___ Input material ___

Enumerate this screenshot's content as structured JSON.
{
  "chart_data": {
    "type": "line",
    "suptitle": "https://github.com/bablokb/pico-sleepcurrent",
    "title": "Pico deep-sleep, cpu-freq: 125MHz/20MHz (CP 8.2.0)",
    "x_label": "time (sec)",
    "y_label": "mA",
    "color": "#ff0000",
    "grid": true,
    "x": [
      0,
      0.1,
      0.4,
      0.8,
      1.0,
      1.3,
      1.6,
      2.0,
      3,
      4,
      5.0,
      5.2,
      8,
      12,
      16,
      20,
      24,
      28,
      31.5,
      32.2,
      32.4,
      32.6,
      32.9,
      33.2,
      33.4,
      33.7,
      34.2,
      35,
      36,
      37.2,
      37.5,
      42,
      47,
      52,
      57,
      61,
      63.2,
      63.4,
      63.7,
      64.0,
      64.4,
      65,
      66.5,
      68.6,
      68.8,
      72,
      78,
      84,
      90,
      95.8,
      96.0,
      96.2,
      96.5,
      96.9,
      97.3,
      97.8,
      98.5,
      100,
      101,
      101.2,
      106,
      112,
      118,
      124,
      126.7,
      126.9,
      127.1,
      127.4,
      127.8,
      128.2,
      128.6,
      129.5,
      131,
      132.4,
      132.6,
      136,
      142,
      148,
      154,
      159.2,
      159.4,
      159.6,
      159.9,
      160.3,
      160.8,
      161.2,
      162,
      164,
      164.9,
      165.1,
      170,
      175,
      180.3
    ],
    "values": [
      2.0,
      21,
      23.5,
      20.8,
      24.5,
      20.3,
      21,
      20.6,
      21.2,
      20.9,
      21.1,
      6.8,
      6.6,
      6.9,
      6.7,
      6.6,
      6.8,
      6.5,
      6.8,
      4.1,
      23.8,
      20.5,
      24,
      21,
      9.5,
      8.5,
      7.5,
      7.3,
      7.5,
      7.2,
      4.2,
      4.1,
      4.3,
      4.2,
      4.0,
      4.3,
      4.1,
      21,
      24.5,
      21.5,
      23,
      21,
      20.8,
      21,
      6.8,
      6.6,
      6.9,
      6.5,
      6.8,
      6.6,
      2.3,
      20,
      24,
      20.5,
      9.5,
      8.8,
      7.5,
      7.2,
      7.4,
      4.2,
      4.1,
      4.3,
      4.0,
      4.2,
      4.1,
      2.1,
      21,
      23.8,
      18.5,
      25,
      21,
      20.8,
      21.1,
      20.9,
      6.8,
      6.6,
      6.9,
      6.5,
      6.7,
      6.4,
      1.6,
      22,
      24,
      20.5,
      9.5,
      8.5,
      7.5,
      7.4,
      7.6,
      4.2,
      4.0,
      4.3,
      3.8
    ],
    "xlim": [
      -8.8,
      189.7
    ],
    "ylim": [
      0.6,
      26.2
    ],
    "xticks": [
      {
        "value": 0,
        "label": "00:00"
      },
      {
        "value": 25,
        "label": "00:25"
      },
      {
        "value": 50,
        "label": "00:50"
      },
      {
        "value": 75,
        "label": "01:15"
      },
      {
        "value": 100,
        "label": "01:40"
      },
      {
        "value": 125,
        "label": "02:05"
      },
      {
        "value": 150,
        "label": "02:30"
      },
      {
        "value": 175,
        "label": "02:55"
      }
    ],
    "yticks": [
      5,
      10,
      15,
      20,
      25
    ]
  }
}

___

Exercise task
Copy all of the data exactly.

In response
Enumerate this screenshot's content as structured JSON.
{
  "chart_data": {
    "type": "line",
    "suptitle": "https://github.com/bablokb/pico-sleepcurrent",
    "title": "Pico deep-sleep, cpu-freq: 125MHz/20MHz (CP 8.2.0)",
    "x_label": "time (sec)",
    "y_label": "mA",
    "color": "#ff0000",
    "grid": true,
    "x": [
      0,
      0.1,
      0.4,
      0.8,
      1.0,
      1.3,
      1.6,
      2.0,
      3,
      4,
      5.0,
      5.2,
      8,
      12,
      16,
      20,
      24,
      28,
      31.5,
      32.2,
      32.4,
      32.6,
      32.9,
      33.2,
      33.4,
      33.7,
      34.2,
      35,
      36,
      37.2,
      37.5,
      42,
      47,
      52,
      57,
      61,
      63.2,
      63.4,
      63.7,
      64.0,
      64.4,
      65,
      66.5,
      68.6,
      68.8,
      72,
      78,
      84,
      90,
      95.8,
      96.0,
      96.2,
      96.5,
      96.9,
      97.3,
      97.8,
      98.5,
      100,
      101,
      101.2,
      106,
      112,
      118,
      124,
      126.7,
      126.9,
      127.1,
      127.4,
      127.8,
      128.2,
      128.6,
      129.5,
      131,
      132.4,
      132.6,
      136,
      142,
      148,
      154,
      159.2,
      159.4,
      159.6,
      159.9,
      160.3,
      160.8,
      161.2,
      162,
      164,
      164.9,
      165.1,
      170,
      175,
      180.3
    ],
    "values": [
      2.0,
      21,
      23.5,
      20.8,
      24.5,
      20.3,
      21,
      20.6,
      21.2,
      20.9,
      21.1,
      6.8,
      6.6,
      6.9,
      6.7,
      6.6,
      6.8,
      6.5,
      6.8,
      4.1,
      23.8,
      20.5,
      24,
      21,
      9.5,
      8.5,
      7.5,
      7.3,
      7.5,
      7.2,
      4.2,
      4.1,
      4.3,
      4.2,
      4.0,
      4.3,
      4.1,
      21,
      24.5,
      21.5,
      23,
      21,
      20.8,
      21,
      6.8,
      6.6,
      6.9,
      6.5,
      6.8,
      6.6,
      2.3,
      20,
      24,
      20.5,
      9.5,
      8.8,
      7.5,
      7.2,
      7.4,
      4.2,
      4.1,
      4.3,
      4.0,
      4.2,
      4.1,
      2.1,
      21,
      23.8,
      18.5,
      25,
      21,
      20.8,
      21.1,
      20.9,
      6.8,
      6.6,
      6.9,
      6.5,
      6.7,
      6.4,
      1.6,
      22,
      24,
      20.5,
      9.5,
      8.5,
      7.5,
      7.4,
      7.6,
      4.2,
      4.0,
      4.3,
      3.8
    ],
    "xlim": [
      -8.8,
      189.7
    ],
    "ylim": [
      0.6,
      26.2
    ],
    "xticks": [
      {
        "value": 0,
        "label": "00:00"
      },
      {
        "value": 25,
        "label": "00:25"
      },
      {
        "value": 50,
        "label": "00:50"
      },
      {
        "value": 75,
        "label": "01:15"
      },
      {
        "value": 100,
        "label": "01:40"
      },
      {
        "value": 125,
        "label": "02:05"
      },
      {
        "value": 150,
        "label": "02:30"
      },
      {
        "value": 175,
        "label": "02:55"
      }
    ],
    "yticks": [
      5,
      10,
      15,
      20,
      25
    ]
  }
}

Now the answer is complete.